**Requirement**
Copy the records below exactly as they are written.

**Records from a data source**
====

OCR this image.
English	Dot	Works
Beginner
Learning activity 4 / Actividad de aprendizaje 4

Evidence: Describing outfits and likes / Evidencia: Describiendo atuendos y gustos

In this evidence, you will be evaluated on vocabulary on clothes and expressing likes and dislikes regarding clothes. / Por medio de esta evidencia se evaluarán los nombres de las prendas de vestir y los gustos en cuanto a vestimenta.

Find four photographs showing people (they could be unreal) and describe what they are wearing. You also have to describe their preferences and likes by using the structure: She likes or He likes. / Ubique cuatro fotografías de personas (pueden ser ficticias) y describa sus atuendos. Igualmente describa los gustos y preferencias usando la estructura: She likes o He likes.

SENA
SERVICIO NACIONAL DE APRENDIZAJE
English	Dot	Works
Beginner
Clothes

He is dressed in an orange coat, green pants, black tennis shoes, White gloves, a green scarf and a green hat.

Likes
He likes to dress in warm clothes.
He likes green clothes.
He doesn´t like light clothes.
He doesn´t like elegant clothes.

====

**Solution below**
OCR this image.
English	Dot	Works
Beginner
Learning activity 4 / Actividad de aprendizaje 4

Evidence: Describing outfits and likes / Evidencia: Describiendo atuendos y gustos

In this evidence, you will be evaluated on vocabulary on clothes and expressing likes and dislikes regarding clothes. / Por medio de esta evidencia se evaluarán los nombres de las prendas de vestir y los gustos en cuanto a vestimenta.

Find four photographs showing people (they could be unreal) and describe what they are wearing. You also have to describe their preferences and likes by using the structure: She likes or He likes. / Ubique cuatro fotografías de personas (pueden ser ficticias) y describa sus atuendos. Igualmente describa los gustos y preferencias usando la estructura: She likes o He likes.

SENA
SERVICIO NACIONAL DE APRENDIZAJE
English	Dot	Works
Beginner
Clothes

He is dressed in an orange coat, green pants, black tennis shoes, White gloves, a green scarf and a green hat.

Likes
He likes to dress in warm clothes.
He likes green clothes.
He doesn´t like light clothes.
He doesn´t like elegant clothes.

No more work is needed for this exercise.